-- REQUIRED TASK --
Give the listing again exactly, omitting its images.

-- MATERIALS PROVIDED --
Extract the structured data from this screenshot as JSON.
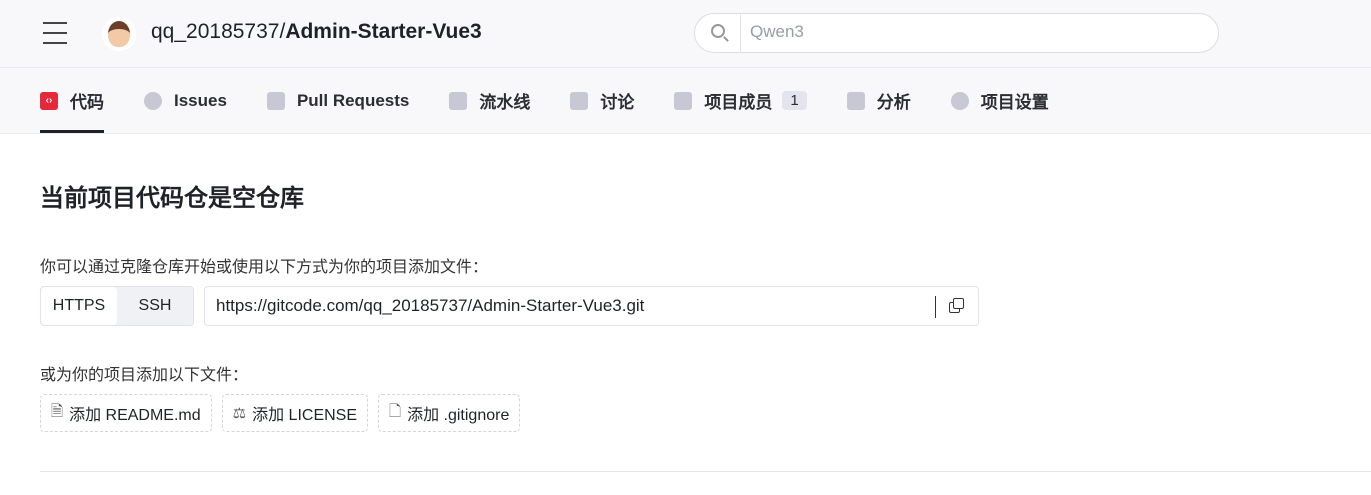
{
  "header": {
    "owner": "qq_20185737/",
    "repo": "Admin-Starter-Vue3",
    "search_placeholder": "Qwen3"
  },
  "tabs": [
    {
      "label": "代码",
      "icon": "code-icon",
      "active": true
    },
    {
      "label": "Issues",
      "icon": "issue-icon"
    },
    {
      "label": "Pull Requests",
      "icon": "pull-request-icon"
    },
    {
      "label": "流水线",
      "icon": "pipeline-icon"
    },
    {
      "label": "讨论",
      "icon": "discussion-icon"
    },
    {
      "label": "项目成员",
      "icon": "members-icon",
      "badge": "1"
    },
    {
      "label": "分析",
      "icon": "analytics-icon"
    },
    {
      "label": "项目设置",
      "icon": "settings-icon"
    }
  ],
  "main": {
    "title": "当前项目代码仓是空仓库",
    "clone_label": "你可以通过克隆仓库开始或使用以下方式为你的项目添加文件：",
    "protocols": [
      "HTTPS",
      "SSH"
    ],
    "clone_url": "https://gitcode.com/qq_20185737/Admin-Starter-Vue3.git",
    "add_label": "或为你的项目添加以下文件：",
    "add_buttons": [
      "添加 README.md",
      "添加 LICENSE",
      "添加 .gitignore"
    ]
  }
}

-- WORKED ANSWER --
Extract the structured data from this screenshot as JSON.
{
  "header": {
    "owner": "qq_20185737/",
    "repo": "Admin-Starter-Vue3",
    "search_placeholder": "Qwen3"
  },
  "tabs": [
    {
      "label": "代码",
      "icon": "code-icon",
      "active": true
    },
    {
      "label": "Issues",
      "icon": "issue-icon"
    },
    {
      "label": "Pull Requests",
      "icon": "pull-request-icon"
    },
    {
      "label": "流水线",
      "icon": "pipeline-icon"
    },
    {
      "label": "讨论",
      "icon": "discussion-icon"
    },
    {
      "label": "项目成员",
      "icon": "members-icon",
      "badge": "1"
    },
    {
      "label": "分析",
      "icon": "analytics-icon"
    },
    {
      "label": "项目设置",
      "icon": "settings-icon"
    }
  ],
  "main": {
    "title": "当前项目代码仓是空仓库",
    "clone_label": "你可以通过克隆仓库开始或使用以下方式为你的项目添加文件：",
    "protocols": [
      "HTTPS",
      "SSH"
    ],
    "clone_url": "https://gitcode.com/qq_20185737/Admin-Starter-Vue3.git",
    "add_label": "或为你的项目添加以下文件：",
    "add_buttons": [
      "添加 README.md",
      "添加 LICENSE",
      "添加 .gitignore"
    ]
  }
}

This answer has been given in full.